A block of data
# # #

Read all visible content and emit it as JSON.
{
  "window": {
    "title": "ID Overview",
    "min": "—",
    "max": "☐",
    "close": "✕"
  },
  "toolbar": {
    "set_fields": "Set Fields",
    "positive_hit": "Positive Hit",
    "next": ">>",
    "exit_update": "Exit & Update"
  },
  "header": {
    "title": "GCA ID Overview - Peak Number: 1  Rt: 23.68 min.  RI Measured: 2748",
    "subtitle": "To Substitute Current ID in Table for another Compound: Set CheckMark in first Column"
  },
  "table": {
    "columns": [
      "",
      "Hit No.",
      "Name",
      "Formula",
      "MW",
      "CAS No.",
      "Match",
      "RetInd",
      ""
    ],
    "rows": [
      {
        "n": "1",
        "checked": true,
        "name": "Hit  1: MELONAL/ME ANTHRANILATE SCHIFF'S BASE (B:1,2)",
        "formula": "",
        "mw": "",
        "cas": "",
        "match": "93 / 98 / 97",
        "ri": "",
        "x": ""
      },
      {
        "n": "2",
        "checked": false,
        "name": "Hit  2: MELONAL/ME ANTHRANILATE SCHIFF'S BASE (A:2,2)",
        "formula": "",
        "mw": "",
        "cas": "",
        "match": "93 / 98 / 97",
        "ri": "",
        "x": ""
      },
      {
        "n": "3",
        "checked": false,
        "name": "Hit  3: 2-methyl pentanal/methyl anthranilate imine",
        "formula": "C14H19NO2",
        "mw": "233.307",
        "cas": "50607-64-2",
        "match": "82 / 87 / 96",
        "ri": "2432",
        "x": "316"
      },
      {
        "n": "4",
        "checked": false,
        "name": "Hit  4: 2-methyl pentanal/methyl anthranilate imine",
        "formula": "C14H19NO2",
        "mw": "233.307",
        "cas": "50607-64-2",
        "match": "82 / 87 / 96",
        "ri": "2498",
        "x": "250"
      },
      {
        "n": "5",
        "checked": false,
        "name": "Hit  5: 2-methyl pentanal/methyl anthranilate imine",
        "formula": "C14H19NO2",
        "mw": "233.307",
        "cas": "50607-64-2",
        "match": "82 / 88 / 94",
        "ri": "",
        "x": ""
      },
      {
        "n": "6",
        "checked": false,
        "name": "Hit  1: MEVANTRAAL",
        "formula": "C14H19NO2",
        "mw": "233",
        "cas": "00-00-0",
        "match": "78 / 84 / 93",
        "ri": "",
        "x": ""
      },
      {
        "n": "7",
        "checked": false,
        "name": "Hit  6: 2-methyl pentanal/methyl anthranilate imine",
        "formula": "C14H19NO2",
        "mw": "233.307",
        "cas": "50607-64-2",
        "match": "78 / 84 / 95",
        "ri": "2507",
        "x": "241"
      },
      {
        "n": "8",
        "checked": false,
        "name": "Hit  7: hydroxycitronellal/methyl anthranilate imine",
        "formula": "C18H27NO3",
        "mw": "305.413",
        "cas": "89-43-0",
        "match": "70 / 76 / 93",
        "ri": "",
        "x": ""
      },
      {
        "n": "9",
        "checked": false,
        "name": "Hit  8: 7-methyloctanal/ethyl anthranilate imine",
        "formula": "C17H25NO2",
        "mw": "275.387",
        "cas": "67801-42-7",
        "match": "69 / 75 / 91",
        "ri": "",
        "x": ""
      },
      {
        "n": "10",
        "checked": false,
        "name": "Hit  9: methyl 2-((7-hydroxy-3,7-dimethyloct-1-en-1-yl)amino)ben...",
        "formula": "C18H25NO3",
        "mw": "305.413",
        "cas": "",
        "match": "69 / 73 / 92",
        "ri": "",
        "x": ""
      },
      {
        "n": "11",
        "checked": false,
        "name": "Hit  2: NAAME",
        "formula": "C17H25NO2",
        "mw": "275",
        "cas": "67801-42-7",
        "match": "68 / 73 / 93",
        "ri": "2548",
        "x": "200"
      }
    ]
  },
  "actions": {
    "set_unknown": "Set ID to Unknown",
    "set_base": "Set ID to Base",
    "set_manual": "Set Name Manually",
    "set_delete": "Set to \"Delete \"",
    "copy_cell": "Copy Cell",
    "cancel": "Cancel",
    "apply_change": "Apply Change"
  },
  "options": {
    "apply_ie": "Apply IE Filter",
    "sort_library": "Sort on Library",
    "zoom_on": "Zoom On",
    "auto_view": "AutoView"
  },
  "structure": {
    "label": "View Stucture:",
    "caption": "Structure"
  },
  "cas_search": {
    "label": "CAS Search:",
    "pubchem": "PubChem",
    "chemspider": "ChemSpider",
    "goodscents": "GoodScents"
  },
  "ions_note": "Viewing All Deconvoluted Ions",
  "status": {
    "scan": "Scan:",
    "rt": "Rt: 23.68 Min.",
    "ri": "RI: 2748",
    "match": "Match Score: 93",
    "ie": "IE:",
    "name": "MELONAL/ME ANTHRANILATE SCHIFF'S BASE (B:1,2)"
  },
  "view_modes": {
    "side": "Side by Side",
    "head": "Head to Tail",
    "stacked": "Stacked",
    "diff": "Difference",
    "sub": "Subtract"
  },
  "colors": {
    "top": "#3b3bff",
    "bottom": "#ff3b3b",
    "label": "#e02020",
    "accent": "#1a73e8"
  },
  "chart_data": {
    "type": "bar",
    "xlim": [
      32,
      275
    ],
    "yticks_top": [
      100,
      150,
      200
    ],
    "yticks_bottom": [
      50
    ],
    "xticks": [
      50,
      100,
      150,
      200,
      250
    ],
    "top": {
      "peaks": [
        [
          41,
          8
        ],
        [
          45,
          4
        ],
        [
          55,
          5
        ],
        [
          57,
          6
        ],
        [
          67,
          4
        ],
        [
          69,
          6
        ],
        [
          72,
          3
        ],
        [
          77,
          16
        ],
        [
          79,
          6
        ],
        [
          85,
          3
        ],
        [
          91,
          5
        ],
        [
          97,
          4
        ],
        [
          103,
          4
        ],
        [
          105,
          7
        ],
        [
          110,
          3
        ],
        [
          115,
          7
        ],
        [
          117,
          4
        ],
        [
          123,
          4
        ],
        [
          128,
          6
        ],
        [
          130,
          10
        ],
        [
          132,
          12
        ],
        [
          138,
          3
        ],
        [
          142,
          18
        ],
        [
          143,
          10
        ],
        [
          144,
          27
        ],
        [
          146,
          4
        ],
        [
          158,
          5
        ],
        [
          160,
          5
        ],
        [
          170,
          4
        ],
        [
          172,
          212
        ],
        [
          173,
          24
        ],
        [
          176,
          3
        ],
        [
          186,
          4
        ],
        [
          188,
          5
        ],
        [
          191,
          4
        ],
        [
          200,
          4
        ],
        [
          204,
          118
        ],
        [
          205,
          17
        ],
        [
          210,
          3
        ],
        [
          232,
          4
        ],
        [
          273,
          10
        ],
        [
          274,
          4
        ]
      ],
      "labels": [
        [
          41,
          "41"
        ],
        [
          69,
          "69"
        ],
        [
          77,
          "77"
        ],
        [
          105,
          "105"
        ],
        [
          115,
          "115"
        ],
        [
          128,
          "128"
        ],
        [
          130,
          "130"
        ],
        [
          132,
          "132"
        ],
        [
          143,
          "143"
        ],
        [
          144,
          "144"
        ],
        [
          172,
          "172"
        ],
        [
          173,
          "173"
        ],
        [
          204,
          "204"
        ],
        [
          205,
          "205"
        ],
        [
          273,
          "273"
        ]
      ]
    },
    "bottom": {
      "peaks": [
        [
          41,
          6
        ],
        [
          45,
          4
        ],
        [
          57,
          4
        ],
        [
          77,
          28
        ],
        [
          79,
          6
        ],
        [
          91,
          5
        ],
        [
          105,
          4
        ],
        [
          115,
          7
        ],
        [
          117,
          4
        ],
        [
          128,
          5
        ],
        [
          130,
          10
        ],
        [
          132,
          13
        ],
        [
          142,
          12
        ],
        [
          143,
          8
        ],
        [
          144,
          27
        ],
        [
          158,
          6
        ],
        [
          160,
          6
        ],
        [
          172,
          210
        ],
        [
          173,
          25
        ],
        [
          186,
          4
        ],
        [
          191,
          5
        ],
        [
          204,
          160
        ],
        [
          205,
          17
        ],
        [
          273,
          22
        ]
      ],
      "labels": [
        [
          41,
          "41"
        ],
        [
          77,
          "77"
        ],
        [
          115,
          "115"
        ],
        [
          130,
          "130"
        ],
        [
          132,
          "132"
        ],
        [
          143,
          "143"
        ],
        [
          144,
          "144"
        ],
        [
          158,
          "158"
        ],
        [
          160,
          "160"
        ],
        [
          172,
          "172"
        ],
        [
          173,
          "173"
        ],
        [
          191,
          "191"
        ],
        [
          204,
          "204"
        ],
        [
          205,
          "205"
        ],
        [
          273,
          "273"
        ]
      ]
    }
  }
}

# # #

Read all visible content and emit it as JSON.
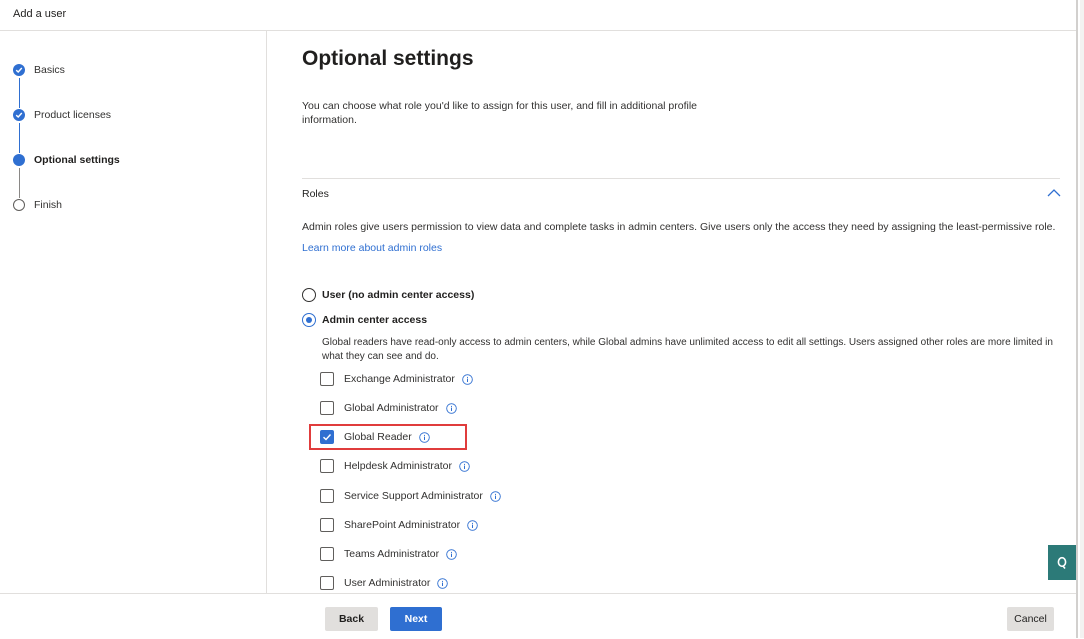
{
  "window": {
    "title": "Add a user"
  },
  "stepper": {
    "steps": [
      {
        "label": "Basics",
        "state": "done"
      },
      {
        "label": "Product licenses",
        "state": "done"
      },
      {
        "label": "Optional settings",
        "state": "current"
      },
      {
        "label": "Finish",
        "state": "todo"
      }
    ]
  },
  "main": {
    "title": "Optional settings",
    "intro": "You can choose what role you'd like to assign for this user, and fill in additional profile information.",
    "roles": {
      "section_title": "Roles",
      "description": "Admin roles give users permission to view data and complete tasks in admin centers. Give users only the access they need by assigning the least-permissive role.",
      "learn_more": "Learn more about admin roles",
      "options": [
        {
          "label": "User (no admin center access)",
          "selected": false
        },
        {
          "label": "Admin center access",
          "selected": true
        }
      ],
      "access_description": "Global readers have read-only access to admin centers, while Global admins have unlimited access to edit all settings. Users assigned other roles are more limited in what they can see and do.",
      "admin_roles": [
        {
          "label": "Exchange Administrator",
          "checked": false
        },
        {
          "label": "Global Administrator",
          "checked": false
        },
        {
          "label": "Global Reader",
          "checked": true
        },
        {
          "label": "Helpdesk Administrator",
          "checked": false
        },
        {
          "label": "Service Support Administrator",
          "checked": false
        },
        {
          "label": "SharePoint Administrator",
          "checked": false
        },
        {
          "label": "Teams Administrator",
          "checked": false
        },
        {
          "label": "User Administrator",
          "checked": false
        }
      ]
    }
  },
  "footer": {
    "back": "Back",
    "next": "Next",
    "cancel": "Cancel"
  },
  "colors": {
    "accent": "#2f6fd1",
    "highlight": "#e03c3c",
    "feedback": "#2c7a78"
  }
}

# # #

### GOAL:
Go through the records line by line and count those containing the string "they". Give only the total.

### WRITTEN SOLUTION:
2